# [DIRECTIVE]
Count the lines below that contain "ylabel". Give only the number.

Items from a figure collection
▶

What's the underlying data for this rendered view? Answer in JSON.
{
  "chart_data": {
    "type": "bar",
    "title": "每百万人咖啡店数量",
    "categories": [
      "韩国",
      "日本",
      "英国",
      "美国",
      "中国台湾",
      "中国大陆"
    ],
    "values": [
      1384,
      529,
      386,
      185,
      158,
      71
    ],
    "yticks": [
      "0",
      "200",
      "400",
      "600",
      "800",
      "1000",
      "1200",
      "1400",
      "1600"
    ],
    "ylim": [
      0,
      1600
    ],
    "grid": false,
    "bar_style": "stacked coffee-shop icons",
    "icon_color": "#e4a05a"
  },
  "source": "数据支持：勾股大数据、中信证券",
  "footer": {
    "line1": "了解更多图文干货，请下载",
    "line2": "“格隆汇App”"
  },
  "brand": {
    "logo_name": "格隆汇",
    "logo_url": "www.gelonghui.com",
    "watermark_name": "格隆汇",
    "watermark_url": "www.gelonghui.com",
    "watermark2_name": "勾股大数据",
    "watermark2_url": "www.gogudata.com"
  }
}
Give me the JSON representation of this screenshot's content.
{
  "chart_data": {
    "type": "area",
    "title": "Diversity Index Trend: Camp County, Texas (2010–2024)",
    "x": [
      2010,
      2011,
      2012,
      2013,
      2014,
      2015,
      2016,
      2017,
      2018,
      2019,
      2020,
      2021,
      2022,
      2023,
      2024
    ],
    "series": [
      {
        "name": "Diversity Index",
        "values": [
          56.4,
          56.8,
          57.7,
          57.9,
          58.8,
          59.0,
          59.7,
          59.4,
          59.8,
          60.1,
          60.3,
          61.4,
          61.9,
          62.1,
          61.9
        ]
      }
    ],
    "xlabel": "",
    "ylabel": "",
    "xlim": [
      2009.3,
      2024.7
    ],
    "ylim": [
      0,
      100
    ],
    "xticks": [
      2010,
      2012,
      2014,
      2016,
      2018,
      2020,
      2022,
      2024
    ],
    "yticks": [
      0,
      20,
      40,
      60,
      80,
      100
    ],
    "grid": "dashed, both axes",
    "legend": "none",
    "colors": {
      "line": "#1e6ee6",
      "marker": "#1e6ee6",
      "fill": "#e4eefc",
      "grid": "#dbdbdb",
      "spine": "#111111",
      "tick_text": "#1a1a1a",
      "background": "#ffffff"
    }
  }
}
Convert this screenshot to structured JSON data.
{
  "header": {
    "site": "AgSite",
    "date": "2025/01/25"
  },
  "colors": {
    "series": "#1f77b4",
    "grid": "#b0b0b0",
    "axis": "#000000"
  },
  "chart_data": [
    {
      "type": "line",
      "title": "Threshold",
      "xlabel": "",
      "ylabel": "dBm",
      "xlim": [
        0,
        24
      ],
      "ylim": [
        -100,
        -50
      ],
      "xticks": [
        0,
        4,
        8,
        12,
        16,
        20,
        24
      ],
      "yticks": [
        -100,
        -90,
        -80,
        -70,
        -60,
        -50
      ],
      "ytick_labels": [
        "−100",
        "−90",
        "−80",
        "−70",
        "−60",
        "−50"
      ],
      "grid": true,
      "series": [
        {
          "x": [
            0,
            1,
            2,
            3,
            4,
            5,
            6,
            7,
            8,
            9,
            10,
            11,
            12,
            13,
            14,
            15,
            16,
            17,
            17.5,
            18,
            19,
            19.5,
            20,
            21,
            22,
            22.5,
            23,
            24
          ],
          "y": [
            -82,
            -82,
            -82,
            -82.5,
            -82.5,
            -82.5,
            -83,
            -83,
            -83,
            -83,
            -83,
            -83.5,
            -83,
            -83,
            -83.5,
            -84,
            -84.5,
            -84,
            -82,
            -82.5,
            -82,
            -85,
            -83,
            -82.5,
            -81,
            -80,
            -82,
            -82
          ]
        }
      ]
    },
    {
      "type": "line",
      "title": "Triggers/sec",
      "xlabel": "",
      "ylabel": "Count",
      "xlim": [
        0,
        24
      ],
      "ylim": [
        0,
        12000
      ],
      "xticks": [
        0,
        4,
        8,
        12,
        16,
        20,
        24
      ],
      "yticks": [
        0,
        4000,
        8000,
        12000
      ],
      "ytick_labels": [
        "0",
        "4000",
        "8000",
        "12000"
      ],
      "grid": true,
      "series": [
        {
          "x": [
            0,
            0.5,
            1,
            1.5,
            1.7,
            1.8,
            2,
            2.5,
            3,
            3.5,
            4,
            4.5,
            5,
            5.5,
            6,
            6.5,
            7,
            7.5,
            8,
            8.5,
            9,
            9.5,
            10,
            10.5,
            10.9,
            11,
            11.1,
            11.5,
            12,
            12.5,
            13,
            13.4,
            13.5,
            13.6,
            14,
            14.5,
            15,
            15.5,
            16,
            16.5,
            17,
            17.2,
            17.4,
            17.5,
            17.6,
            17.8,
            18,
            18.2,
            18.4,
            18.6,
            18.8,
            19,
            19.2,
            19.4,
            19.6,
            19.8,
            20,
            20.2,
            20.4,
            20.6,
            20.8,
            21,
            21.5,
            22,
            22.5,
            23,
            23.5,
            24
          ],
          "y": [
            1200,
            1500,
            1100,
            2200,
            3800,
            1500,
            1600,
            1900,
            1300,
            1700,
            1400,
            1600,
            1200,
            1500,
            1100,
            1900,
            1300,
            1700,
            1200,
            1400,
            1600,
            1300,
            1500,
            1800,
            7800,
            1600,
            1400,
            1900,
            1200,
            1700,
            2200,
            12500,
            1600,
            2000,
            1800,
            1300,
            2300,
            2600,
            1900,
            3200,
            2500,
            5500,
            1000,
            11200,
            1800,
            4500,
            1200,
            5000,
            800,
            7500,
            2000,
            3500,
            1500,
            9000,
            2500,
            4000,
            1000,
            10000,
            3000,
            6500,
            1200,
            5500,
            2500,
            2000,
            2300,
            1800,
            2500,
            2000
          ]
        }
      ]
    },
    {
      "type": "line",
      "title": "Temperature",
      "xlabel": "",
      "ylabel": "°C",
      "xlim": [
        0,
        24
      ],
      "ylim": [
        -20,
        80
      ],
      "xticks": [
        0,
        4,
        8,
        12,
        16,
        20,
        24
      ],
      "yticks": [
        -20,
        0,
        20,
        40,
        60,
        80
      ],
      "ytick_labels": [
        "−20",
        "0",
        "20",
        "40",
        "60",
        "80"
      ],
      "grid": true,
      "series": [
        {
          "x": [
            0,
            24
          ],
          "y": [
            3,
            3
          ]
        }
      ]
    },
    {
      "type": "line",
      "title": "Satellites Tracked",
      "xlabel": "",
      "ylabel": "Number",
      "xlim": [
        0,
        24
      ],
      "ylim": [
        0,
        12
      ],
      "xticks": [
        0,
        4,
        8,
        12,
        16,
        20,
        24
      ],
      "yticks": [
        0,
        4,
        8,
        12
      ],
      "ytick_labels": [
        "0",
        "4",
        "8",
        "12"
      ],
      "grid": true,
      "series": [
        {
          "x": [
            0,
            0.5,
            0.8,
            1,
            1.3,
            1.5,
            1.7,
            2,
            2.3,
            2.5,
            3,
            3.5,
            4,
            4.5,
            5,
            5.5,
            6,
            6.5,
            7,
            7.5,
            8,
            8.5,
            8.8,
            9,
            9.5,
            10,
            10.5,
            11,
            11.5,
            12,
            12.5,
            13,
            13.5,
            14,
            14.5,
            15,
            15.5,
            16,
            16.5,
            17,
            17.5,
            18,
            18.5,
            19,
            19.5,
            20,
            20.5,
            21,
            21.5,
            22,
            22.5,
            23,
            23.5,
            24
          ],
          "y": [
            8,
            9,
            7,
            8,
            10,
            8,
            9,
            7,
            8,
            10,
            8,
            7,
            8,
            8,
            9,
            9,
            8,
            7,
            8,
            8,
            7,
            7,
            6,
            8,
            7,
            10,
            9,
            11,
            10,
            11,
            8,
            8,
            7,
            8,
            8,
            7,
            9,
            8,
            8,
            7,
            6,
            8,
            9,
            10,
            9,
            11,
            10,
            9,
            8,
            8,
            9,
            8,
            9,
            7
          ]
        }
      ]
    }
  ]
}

◀

# [ANSWER BELOW]
5